┌──
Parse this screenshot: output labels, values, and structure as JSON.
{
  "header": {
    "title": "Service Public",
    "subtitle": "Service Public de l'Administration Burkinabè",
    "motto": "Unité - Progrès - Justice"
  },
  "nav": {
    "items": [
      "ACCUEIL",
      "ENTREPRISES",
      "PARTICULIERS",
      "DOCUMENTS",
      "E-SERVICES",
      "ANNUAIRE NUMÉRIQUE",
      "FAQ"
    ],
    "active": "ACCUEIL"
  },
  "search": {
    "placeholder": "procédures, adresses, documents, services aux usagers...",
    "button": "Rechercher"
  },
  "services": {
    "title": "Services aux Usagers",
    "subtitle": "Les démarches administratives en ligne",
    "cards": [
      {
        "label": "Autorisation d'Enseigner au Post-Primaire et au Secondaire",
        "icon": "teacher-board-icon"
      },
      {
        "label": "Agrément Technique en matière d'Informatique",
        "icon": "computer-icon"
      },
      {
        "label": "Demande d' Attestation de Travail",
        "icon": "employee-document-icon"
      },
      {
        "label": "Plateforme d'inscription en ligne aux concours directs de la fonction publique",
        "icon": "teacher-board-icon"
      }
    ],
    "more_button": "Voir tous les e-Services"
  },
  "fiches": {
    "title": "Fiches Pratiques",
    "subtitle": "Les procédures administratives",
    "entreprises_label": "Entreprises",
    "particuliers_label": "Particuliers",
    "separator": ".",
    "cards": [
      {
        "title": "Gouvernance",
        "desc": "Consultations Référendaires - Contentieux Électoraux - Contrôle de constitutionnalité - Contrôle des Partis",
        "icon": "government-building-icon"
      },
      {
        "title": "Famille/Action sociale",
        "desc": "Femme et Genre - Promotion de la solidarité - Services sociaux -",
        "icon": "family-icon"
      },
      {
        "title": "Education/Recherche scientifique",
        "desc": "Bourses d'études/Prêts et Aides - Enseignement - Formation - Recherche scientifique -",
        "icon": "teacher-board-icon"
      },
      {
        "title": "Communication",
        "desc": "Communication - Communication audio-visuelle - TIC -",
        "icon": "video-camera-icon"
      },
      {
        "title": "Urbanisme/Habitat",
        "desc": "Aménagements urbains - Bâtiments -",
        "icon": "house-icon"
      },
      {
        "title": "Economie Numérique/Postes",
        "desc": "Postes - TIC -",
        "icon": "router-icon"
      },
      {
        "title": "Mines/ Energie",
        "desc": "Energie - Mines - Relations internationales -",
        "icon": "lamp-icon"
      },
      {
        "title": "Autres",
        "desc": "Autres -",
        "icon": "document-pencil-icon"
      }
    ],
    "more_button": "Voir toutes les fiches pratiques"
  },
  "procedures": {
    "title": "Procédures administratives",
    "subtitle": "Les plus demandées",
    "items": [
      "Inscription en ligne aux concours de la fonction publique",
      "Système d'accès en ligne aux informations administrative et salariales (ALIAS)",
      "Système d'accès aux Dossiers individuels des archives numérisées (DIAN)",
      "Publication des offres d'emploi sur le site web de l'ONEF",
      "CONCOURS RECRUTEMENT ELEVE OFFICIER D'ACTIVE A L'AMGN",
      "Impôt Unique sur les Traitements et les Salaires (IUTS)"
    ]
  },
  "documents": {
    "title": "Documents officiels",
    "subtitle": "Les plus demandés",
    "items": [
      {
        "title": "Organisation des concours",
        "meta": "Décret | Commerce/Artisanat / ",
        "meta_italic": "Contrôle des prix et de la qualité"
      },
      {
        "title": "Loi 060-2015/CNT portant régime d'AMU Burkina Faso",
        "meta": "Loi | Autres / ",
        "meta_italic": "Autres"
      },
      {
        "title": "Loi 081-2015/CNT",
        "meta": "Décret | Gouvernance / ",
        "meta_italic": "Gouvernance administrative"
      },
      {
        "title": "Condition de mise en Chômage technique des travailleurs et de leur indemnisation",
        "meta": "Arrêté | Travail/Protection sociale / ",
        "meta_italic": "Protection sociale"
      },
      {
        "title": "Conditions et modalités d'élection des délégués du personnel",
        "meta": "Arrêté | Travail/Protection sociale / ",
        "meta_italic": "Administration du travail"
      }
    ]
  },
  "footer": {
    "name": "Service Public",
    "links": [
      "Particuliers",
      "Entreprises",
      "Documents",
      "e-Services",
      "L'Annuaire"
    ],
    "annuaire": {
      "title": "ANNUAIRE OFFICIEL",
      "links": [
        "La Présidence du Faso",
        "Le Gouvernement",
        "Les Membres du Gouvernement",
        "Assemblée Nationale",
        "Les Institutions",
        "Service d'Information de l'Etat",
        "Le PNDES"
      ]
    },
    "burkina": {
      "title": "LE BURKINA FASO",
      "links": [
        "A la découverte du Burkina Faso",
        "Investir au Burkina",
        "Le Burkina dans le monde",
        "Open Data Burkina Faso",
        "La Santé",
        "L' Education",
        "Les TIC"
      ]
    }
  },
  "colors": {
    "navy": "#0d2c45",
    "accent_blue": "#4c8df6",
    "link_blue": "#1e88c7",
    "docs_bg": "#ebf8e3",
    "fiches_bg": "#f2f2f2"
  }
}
└──
◆ Instructions to follow:
All of the entries need to be reproduced exactly; please write them out.

◆ The answer:
Parse this screenshot: output labels, values, and structure as JSON.
{
  "header": {
    "title": "Service Public",
    "subtitle": "Service Public de l'Administration Burkinabè",
    "motto": "Unité - Progrès - Justice"
  },
  "nav": {
    "items": [
      "ACCUEIL",
      "ENTREPRISES",
      "PARTICULIERS",
      "DOCUMENTS",
      "E-SERVICES",
      "ANNUAIRE NUMÉRIQUE",
      "FAQ"
    ],
    "active": "ACCUEIL"
  },
  "search": {
    "placeholder": "procédures, adresses, documents, services aux usagers...",
    "button": "Rechercher"
  },
  "services": {
    "title": "Services aux Usagers",
    "subtitle": "Les démarches administratives en ligne",
    "cards": [
      {
        "label": "Autorisation d'Enseigner au Post-Primaire et au Secondaire",
        "icon": "teacher-board-icon"
      },
      {
        "label": "Agrément Technique en matière d'Informatique",
        "icon": "computer-icon"
      },
      {
        "label": "Demande d' Attestation de Travail",
        "icon": "employee-document-icon"
      },
      {
        "label": "Plateforme d'inscription en ligne aux concours directs de la fonction publique",
        "icon": "teacher-board-icon"
      }
    ],
    "more_button": "Voir tous les e-Services"
  },
  "fiches": {
    "title": "Fiches Pratiques",
    "subtitle": "Les procédures administratives",
    "entreprises_label": "Entreprises",
    "particuliers_label": "Particuliers",
    "separator": ".",
    "cards": [
      {
        "title": "Gouvernance",
        "desc": "Consultations Référendaires - Contentieux Électoraux - Contrôle de constitutionnalité - Contrôle des Partis",
        "icon": "government-building-icon"
      },
      {
        "title": "Famille/Action sociale",
        "desc": "Femme et Genre - Promotion de la solidarité - Services sociaux -",
        "icon": "family-icon"
      },
      {
        "title": "Education/Recherche scientifique",
        "desc": "Bourses d'études/Prêts et Aides - Enseignement - Formation - Recherche scientifique -",
        "icon": "teacher-board-icon"
      },
      {
        "title": "Communication",
        "desc": "Communication - Communication audio-visuelle - TIC -",
        "icon": "video-camera-icon"
      },
      {
        "title": "Urbanisme/Habitat",
        "desc": "Aménagements urbains - Bâtiments -",
        "icon": "house-icon"
      },
      {
        "title": "Economie Numérique/Postes",
        "desc": "Postes - TIC -",
        "icon": "router-icon"
      },
      {
        "title": "Mines/ Energie",
        "desc": "Energie - Mines - Relations internationales -",
        "icon": "lamp-icon"
      },
      {
        "title": "Autres",
        "desc": "Autres -",
        "icon": "document-pencil-icon"
      }
    ],
    "more_button": "Voir toutes les fiches pratiques"
  },
  "procedures": {
    "title": "Procédures administratives",
    "subtitle": "Les plus demandées",
    "items": [
      "Inscription en ligne aux concours de la fonction publique",
      "Système d'accès en ligne aux informations administrative et salariales (ALIAS)",
      "Système d'accès aux Dossiers individuels des archives numérisées (DIAN)",
      "Publication des offres d'emploi sur le site web de l'ONEF",
      "CONCOURS RECRUTEMENT ELEVE OFFICIER D'ACTIVE A L'AMGN",
      "Impôt Unique sur les Traitements et les Salaires (IUTS)"
    ]
  },
  "documents": {
    "title": "Documents officiels",
    "subtitle": "Les plus demandés",
    "items": [
      {
        "title": "Organisation des concours",
        "meta": "Décret | Commerce/Artisanat / ",
        "meta_italic": "Contrôle des prix et de la qualité"
      },
      {
        "title": "Loi 060-2015/CNT portant régime d'AMU Burkina Faso",
        "meta": "Loi | Autres / ",
        "meta_italic": "Autres"
      },
      {
        "title": "Loi 081-2015/CNT",
        "meta": "Décret | Gouvernance / ",
        "meta_italic": "Gouvernance administrative"
      },
      {
        "title": "Condition de mise en Chômage technique des travailleurs et de leur indemnisation",
        "meta": "Arrêté | Travail/Protection sociale / ",
        "meta_italic": "Protection sociale"
      },
      {
        "title": "Conditions et modalités d'élection des délégués du personnel",
        "meta": "Arrêté | Travail/Protection sociale / ",
        "meta_italic": "Administration du travail"
      }
    ]
  },
  "footer": {
    "name": "Service Public",
    "links": [
      "Particuliers",
      "Entreprises",
      "Documents",
      "e-Services",
      "L'Annuaire"
    ],
    "annuaire": {
      "title": "ANNUAIRE OFFICIEL",
      "links": [
        "La Présidence du Faso",
        "Le Gouvernement",
        "Les Membres du Gouvernement",
        "Assemblée Nationale",
        "Les Institutions",
        "Service d'Information de l'Etat",
        "Le PNDES"
      ]
    },
    "burkina": {
      "title": "LE BURKINA FASO",
      "links": [
        "A la découverte du Burkina Faso",
        "Investir au Burkina",
        "Le Burkina dans le monde",
        "Open Data Burkina Faso",
        "La Santé",
        "L' Education",
        "Les TIC"
      ]
    }
  },
  "colors": {
    "navy": "#0d2c45",
    "accent_blue": "#4c8df6",
    "link_blue": "#1e88c7",
    "docs_bg": "#ebf8e3",
    "fiches_bg": "#f2f2f2"
  }
}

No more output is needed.